GIVEN REQUEST —
Make an exact copy of each entry, leaving out every picture.

Saved entries:
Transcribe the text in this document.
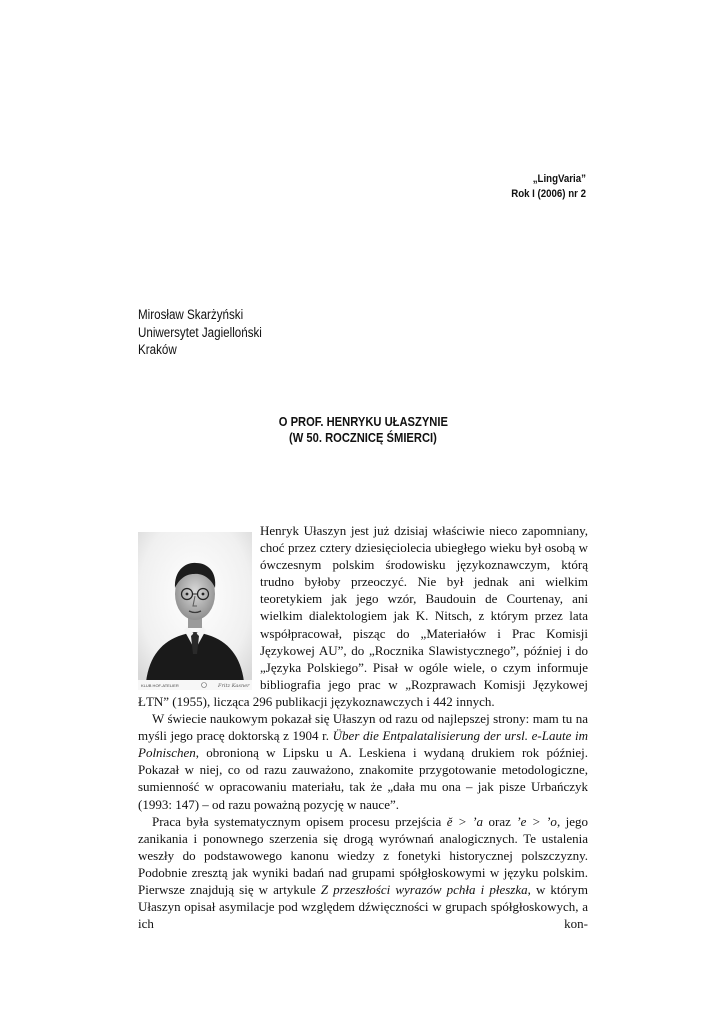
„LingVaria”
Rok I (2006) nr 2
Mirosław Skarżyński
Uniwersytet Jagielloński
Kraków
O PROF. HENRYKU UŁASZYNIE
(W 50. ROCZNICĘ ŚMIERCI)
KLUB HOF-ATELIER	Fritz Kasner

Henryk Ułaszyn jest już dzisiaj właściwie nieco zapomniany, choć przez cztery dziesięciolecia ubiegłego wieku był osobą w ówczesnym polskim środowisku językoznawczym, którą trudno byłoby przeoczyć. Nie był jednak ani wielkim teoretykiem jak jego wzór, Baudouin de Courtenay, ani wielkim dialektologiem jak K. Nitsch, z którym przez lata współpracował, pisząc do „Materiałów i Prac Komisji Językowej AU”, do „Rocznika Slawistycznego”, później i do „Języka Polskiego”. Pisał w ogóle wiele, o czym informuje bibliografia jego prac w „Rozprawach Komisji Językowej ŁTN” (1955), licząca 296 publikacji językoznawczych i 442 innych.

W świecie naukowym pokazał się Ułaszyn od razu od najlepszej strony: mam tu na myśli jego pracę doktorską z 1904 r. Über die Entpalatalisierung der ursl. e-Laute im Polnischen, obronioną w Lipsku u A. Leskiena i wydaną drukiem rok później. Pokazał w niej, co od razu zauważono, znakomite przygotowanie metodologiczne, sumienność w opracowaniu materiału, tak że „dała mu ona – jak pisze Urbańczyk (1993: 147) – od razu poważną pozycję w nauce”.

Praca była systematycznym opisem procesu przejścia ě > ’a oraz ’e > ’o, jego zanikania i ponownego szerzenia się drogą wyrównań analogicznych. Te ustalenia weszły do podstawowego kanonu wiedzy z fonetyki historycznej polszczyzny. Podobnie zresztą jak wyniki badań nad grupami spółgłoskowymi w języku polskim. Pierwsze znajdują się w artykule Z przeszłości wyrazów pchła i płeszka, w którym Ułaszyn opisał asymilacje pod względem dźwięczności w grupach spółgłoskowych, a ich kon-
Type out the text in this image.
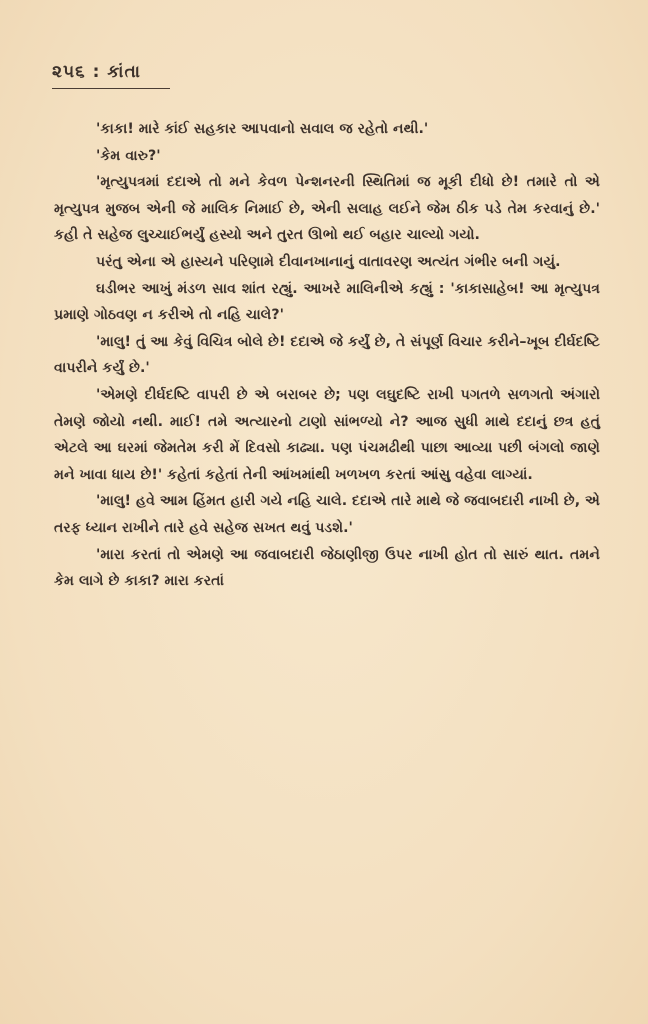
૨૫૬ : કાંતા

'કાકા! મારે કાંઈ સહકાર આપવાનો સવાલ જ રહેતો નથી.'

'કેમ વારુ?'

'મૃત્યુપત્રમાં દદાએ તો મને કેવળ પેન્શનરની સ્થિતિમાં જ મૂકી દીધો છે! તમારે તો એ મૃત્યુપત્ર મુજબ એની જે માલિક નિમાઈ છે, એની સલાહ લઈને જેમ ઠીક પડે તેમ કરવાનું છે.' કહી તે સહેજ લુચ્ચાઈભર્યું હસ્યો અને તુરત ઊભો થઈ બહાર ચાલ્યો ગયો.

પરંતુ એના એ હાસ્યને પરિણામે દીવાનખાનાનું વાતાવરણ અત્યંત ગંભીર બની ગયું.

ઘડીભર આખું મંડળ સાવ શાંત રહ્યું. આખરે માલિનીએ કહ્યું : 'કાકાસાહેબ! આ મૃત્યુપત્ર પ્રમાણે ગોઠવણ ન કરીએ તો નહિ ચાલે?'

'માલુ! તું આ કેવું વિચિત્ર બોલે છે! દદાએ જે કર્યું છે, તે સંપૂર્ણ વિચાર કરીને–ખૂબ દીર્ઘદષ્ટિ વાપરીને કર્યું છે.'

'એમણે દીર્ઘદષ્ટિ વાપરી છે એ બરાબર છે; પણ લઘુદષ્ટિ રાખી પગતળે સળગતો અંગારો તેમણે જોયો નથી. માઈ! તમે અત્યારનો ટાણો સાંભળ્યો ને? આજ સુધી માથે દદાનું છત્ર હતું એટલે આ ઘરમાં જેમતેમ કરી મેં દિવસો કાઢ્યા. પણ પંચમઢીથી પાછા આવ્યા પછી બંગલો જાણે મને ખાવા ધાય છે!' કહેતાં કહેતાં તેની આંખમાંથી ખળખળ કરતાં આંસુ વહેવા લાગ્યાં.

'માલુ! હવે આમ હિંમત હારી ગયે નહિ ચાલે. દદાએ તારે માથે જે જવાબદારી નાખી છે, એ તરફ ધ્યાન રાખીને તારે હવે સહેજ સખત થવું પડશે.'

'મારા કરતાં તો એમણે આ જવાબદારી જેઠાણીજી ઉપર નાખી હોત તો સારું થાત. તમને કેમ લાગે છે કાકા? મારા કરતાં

COMPLETE OUTPUT —
Transcribe the text in this document.
„LingVaria”
Rok I (2006) nr 2
Mirosław Skarżyński
Uniwersytet Jagielloński
Kraków
O PROF. HENRYKU UŁASZYNIE
(W 50. ROCZNICĘ ŚMIERCI)
KLUB HOF-ATELIER	Fritz Kasner

Henryk Ułaszyn jest już dzisiaj właściwie nieco zapomniany, choć przez cztery dziesięciolecia ubiegłego wieku był osobą w ówczesnym polskim środowisku językoznawczym, którą trudno byłoby przeoczyć. Nie był jednak ani wielkim teoretykiem jak jego wzór, Baudouin de Courtenay, ani wielkim dialektologiem jak K. Nitsch, z którym przez lata współpracował, pisząc do „Materiałów i Prac Komisji Językowej AU”, do „Rocznika Slawistycznego”, później i do „Języka Polskiego”. Pisał w ogóle wiele, o czym informuje bibliografia jego prac w „Rozprawach Komisji Językowej ŁTN” (1955), licząca 296 publikacji językoznawczych i 442 innych.

W świecie naukowym pokazał się Ułaszyn od razu od najlepszej strony: mam tu na myśli jego pracę doktorską z 1904 r. Über die Entpalatalisierung der ursl. e-Laute im Polnischen, obronioną w Lipsku u A. Leskiena i wydaną drukiem rok później. Pokazał w niej, co od razu zauważono, znakomite przygotowanie metodologiczne, sumienność w opracowaniu materiału, tak że „dała mu ona – jak pisze Urbańczyk (1993: 147) – od razu poważną pozycję w nauce”.

Praca była systematycznym opisem procesu przejścia ě > ’a oraz ’e > ’o, jego zanikania i ponownego szerzenia się drogą wyrównań analogicznych. Te ustalenia weszły do podstawowego kanonu wiedzy z fonetyki historycznej polszczyzny. Podobnie zresztą jak wyniki badań nad grupami spółgłoskowymi w języku polskim. Pierwsze znajdują się w artykule Z przeszłości wyrazów pchła i płeszka, w którym Ułaszyn opisał asymilacje pod względem dźwięczności w grupach spółgłoskowych, a ich kon-
Type out the text in this image.
૨૫૬ : કાંતા

'કાકા! મારે કાંઈ સહકાર આપવાનો સવાલ જ રહેતો નથી.'

'કેમ વારુ?'

'મૃત્યુપત્રમાં દદાએ તો મને કેવળ પેન્શનરની સ્થિતિમાં જ મૂકી દીધો છે! તમારે તો એ મૃત્યુપત્ર મુજબ એની જે માલિક નિમાઈ છે, એની સલાહ લઈને જેમ ઠીક પડે તેમ કરવાનું છે.' કહી તે સહેજ લુચ્ચાઈભર્યું હસ્યો અને તુરત ઊભો થઈ બહાર ચાલ્યો ગયો.

પરંતુ એના એ હાસ્યને પરિણામે દીવાનખાનાનું વાતાવરણ અત્યંત ગંભીર બની ગયું.

ઘડીભર આખું મંડળ સાવ શાંત રહ્યું. આખરે માલિનીએ કહ્યું : 'કાકાસાહેબ! આ મૃત્યુપત્ર પ્રમાણે ગોઠવણ ન કરીએ તો નહિ ચાલે?'

'માલુ! તું આ કેવું વિચિત્ર બોલે છે! દદાએ જે કર્યું છે, તે સંપૂર્ણ વિચાર કરીને–ખૂબ દીર્ઘદષ્ટિ વાપરીને કર્યું છે.'

'એમણે દીર્ઘદષ્ટિ વાપરી છે એ બરાબર છે; પણ લઘુદષ્ટિ રાખી પગતળે સળગતો અંગારો તેમણે જોયો નથી. માઈ! તમે અત્યારનો ટાણો સાંભળ્યો ને? આજ સુધી માથે દદાનું છત્ર હતું એટલે આ ઘરમાં જેમતેમ કરી મેં દિવસો કાઢ્યા. પણ પંચમઢીથી પાછા આવ્યા પછી બંગલો જાણે મને ખાવા ધાય છે!' કહેતાં કહેતાં તેની આંખમાંથી ખળખળ કરતાં આંસુ વહેવા લાગ્યાં.

'માલુ! હવે આમ હિંમત હારી ગયે નહિ ચાલે. દદાએ તારે માથે જે જવાબદારી નાખી છે, એ તરફ ધ્યાન રાખીને તારે હવે સહેજ સખત થવું પડશે.'

'મારા કરતાં તો એમણે આ જવાબદારી જેઠાણીજી ઉપર નાખી હોત તો સારું થાત. તમને કેમ લાગે છે કાકા? મારા કરતાં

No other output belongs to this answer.